** BEGIN PAGE **
1. Missing (**NaN values**) are not present after transformations: this could be caused by the original data being in an incorrect place or format.

In [25]:
# Count the total number of missing values across the entire dataset
total_missing_values = df.isnull().sum().sum()  

# Rule for warning if there are any missing values
if total_missing_values > 0:
    print(f"❌ Warning: The dataset contains {total_missing_values} missing values!")

# Assertion to ensure there are no missing values: if the number is 0, the test can pass, if not, it raises an error.
assert total_missing_values == 0, "❌ Error: There are missing values in the dataset!"

# If no missing values were found, print a success message
print("✅ Test 3 Passed: No missing values in the dataset.")

✅ Test 3 Passed: No missing values in the dataset.
** END PAGE **
** BEGIN SUPPLIED DATA **
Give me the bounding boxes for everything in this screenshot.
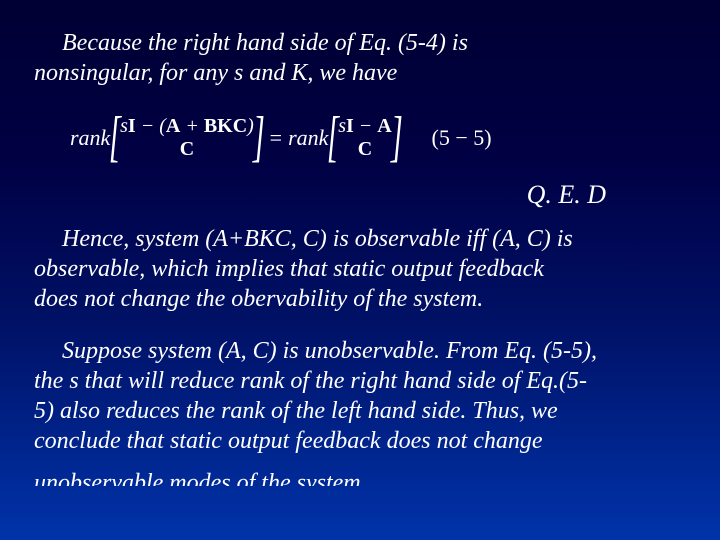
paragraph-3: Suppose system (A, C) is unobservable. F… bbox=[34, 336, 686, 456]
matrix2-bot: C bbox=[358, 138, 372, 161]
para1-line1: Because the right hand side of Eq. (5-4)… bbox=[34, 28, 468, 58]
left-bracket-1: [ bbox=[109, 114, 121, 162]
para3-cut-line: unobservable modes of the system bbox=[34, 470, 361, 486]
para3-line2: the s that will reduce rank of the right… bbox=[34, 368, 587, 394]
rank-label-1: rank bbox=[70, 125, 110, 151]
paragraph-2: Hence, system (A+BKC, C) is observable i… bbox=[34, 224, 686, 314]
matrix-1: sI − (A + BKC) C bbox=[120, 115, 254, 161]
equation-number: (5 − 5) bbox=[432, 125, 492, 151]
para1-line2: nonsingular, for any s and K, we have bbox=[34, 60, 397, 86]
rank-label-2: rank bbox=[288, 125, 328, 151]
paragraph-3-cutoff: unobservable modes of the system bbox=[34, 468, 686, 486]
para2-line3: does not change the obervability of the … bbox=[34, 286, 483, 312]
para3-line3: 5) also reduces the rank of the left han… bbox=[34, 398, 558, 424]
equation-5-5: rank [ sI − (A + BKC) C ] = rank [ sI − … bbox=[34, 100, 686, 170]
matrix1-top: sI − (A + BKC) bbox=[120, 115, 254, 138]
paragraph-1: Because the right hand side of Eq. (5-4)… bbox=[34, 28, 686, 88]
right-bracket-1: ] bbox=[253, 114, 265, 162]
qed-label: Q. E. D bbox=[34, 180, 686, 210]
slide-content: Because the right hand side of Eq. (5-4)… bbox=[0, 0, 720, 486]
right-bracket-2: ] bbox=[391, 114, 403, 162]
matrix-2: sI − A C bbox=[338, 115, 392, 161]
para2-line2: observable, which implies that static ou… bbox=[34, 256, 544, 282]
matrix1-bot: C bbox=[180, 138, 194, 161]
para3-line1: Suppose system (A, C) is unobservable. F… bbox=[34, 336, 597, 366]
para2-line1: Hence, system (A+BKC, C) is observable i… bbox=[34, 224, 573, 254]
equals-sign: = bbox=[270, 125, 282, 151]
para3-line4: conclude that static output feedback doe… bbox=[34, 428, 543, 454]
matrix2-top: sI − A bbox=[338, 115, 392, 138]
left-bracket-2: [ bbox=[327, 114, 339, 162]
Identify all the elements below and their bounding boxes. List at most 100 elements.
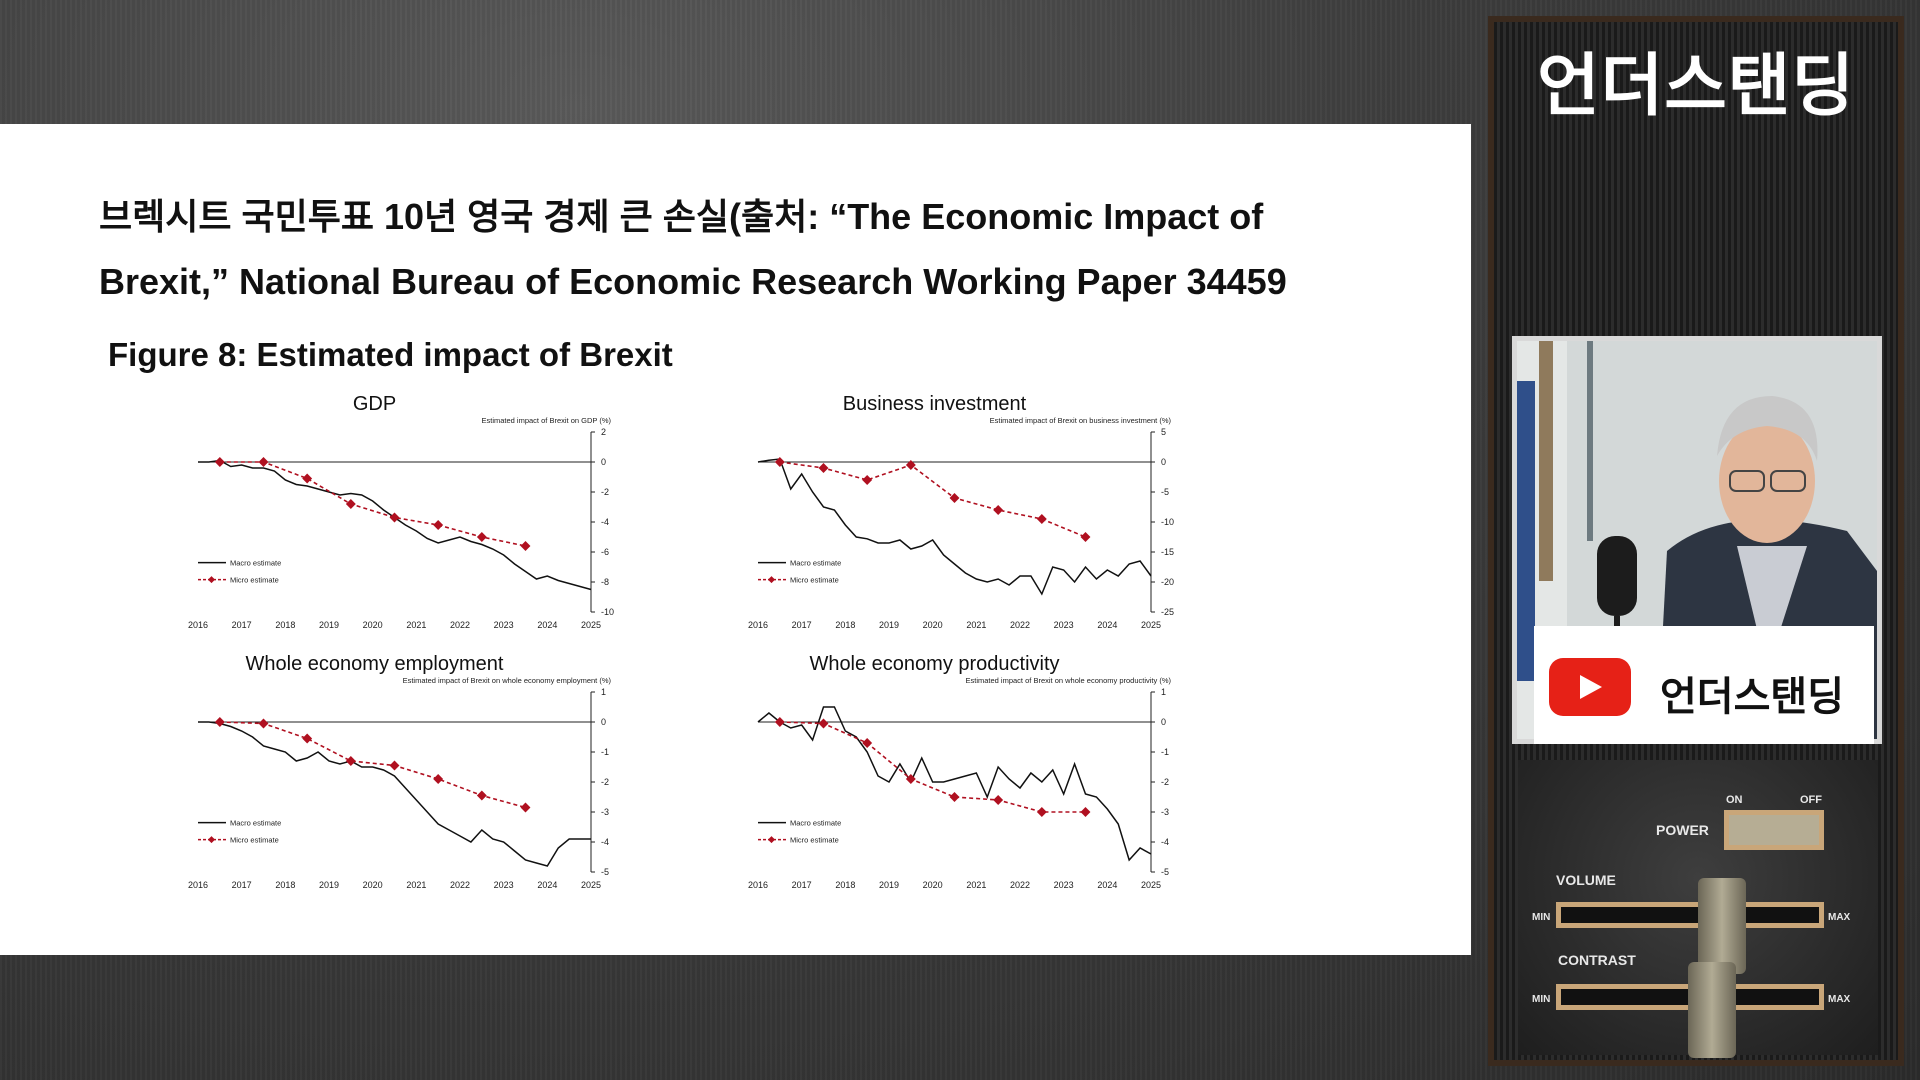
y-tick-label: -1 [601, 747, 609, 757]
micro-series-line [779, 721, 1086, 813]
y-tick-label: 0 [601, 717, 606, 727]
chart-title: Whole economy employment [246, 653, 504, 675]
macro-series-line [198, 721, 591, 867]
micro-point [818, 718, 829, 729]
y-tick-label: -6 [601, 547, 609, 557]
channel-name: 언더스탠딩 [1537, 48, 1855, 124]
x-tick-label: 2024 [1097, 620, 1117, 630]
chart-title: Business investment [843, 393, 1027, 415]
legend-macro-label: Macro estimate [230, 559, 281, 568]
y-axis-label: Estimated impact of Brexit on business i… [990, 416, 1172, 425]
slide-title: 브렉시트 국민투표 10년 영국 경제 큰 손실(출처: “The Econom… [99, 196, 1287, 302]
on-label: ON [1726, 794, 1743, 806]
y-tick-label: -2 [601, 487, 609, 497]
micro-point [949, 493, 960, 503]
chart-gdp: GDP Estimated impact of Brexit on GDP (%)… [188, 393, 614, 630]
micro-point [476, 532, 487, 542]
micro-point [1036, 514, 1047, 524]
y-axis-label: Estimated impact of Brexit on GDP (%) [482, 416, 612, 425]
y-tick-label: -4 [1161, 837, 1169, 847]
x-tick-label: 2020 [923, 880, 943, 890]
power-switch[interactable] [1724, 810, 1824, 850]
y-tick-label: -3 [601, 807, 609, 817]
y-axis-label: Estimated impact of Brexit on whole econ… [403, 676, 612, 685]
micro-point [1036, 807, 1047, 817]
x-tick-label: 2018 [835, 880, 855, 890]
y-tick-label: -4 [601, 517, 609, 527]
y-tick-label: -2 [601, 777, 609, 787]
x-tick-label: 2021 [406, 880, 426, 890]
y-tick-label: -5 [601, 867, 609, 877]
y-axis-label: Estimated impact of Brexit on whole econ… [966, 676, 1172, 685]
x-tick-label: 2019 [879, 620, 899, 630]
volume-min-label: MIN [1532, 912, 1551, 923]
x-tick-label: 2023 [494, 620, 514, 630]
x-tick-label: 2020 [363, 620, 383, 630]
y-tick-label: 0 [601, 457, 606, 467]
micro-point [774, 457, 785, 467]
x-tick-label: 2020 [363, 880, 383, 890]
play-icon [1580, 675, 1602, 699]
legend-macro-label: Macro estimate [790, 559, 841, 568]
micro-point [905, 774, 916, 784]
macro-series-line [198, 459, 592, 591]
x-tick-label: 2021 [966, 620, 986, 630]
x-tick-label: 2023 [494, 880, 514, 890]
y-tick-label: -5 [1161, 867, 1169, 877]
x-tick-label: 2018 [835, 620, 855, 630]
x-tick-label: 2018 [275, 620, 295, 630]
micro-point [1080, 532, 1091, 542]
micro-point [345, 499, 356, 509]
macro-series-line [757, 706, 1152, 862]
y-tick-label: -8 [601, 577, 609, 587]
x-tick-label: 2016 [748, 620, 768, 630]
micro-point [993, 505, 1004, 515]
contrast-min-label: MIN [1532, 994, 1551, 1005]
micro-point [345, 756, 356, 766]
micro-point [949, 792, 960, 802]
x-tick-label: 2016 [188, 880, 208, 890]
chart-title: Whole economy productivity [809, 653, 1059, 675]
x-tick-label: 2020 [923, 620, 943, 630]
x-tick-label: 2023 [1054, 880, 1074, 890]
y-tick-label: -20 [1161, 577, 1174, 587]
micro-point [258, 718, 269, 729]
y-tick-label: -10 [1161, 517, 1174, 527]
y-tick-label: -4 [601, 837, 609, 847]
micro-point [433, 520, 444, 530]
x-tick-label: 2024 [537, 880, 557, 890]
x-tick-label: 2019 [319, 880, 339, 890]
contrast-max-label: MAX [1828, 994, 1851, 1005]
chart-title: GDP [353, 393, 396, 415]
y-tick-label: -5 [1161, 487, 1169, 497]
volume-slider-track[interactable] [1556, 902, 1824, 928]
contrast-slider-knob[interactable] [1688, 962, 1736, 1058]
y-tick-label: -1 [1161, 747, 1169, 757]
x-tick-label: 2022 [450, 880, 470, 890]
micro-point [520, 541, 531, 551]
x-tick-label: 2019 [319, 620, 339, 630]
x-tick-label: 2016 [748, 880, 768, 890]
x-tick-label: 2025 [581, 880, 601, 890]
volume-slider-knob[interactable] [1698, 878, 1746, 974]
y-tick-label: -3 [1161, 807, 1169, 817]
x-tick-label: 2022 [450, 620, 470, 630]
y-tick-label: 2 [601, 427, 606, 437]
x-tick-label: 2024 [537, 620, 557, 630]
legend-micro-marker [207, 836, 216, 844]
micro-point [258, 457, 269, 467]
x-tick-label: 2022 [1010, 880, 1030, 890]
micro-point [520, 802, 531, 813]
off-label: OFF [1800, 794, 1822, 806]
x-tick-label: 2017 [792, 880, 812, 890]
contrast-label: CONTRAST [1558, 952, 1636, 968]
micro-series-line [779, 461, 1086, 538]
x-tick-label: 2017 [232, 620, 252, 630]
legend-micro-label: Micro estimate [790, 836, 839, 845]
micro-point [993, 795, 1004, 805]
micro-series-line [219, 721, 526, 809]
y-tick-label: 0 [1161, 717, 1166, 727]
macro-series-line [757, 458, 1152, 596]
** END SUPPLIED DATA **
** BEGIN SUPPLIED DATA **
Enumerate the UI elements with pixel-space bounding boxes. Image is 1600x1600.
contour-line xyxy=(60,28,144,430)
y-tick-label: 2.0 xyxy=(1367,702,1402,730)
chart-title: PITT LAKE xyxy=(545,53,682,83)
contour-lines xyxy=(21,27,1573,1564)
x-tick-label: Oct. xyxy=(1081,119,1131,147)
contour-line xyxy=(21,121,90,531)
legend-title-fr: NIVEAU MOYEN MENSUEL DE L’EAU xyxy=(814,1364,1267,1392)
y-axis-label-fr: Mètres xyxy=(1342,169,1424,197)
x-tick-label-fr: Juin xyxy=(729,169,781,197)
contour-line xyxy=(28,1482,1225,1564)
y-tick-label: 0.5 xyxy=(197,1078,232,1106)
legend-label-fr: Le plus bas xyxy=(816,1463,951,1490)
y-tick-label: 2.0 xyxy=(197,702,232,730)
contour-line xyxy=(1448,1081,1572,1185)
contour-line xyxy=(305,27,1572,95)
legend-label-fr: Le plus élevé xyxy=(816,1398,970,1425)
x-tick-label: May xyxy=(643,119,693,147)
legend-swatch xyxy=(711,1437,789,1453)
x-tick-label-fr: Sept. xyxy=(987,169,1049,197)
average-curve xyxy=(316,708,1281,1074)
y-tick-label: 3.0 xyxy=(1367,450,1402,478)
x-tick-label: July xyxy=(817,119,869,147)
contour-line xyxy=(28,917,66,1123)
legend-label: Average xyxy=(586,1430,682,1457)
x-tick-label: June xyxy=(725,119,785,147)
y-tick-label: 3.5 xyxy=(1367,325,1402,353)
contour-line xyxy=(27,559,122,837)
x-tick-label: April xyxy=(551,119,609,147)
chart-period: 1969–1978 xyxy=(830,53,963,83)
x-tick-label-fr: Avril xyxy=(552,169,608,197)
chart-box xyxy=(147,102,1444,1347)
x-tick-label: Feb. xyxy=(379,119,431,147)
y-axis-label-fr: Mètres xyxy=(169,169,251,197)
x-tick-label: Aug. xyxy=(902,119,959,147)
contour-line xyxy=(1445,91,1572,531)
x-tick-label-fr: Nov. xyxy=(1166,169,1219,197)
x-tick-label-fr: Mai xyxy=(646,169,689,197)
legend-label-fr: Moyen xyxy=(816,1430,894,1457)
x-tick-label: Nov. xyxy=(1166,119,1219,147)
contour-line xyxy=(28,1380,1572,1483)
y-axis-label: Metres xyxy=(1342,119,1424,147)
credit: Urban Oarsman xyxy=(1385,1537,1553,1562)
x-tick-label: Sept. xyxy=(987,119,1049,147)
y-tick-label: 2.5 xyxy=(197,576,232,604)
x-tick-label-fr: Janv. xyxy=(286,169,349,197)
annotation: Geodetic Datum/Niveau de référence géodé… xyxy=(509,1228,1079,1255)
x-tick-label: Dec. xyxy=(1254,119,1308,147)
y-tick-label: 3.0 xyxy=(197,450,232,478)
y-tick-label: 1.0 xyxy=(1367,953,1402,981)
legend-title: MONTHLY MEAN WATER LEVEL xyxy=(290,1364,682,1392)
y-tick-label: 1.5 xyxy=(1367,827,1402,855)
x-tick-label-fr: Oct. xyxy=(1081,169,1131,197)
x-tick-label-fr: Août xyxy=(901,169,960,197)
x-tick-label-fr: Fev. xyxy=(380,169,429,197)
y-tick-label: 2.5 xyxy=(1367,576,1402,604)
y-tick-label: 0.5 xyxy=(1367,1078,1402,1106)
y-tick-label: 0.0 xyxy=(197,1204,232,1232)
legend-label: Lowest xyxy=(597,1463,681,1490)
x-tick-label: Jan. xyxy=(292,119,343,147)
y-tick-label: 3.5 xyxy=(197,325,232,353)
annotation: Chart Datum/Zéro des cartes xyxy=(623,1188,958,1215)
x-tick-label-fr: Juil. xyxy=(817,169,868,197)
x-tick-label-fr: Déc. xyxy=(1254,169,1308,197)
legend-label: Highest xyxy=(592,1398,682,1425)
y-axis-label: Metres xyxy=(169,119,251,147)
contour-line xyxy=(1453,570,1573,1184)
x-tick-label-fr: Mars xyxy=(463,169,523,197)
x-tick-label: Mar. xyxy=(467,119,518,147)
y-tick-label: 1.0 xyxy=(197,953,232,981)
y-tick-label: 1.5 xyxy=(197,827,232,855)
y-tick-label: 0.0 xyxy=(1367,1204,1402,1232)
** END SUPPLIED DATA **
** BEGIN SUPPLIED DATA **
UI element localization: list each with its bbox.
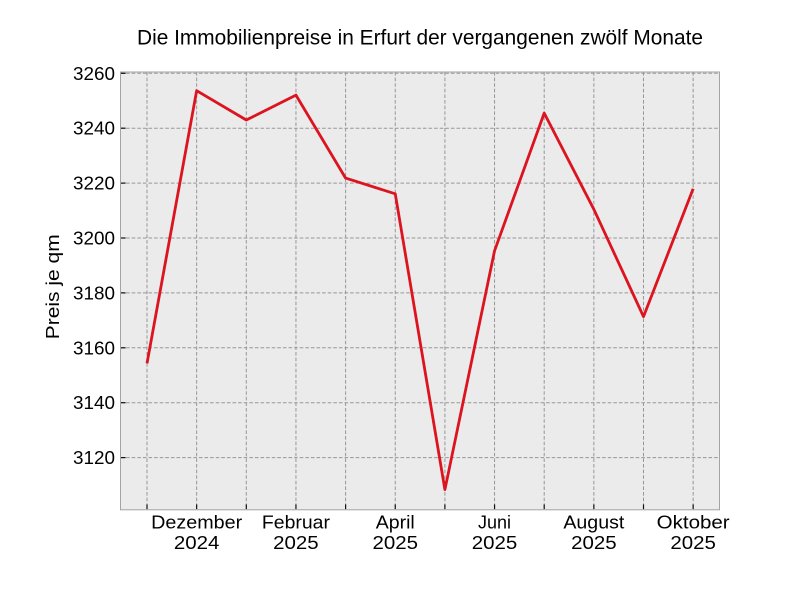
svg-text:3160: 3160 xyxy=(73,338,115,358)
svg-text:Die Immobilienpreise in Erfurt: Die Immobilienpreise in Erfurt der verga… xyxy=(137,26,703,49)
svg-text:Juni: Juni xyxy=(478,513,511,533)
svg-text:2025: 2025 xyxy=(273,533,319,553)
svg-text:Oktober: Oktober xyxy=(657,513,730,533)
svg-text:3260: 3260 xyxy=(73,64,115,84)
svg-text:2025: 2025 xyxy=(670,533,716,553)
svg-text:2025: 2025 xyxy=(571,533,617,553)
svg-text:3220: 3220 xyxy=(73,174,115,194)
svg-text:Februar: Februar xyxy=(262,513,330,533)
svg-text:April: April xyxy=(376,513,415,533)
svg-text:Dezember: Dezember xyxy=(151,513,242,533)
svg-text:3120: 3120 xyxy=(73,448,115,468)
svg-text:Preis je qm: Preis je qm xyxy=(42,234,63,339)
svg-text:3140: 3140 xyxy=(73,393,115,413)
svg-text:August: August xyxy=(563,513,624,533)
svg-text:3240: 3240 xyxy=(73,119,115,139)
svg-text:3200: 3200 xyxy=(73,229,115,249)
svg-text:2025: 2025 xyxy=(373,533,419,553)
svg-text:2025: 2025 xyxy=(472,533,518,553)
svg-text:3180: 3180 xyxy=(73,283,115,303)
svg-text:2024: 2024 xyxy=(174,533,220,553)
** END SUPPLIED DATA **
EXERCISES TO COMPLETE.
**A)** In the missing-values notebook excerpt, what could cause missing values to be absent after transformations?
**B)** Please resume the missing-values notebook excerpt from the point where it stops.
The entries stand apart from the missing-values notebook excerpt as separate material.

OUTPUTS IN ORDER.
**A)** The original data being in an incorrect place or format.

**B)**
## **Future Work with the Re-Scaled Data**

The re-scaled dataset will be the foundation for **future analyses**, allowing for easier **comparisons between respondents**. While users could download the current version, we want to ensure that the **Min-Max Scaling process is transparent and easy to understand**.

To achieve this, we have created a **new version** with **clearly labeled column names**, explicitly indicating that Min-Max Scaling has been applied.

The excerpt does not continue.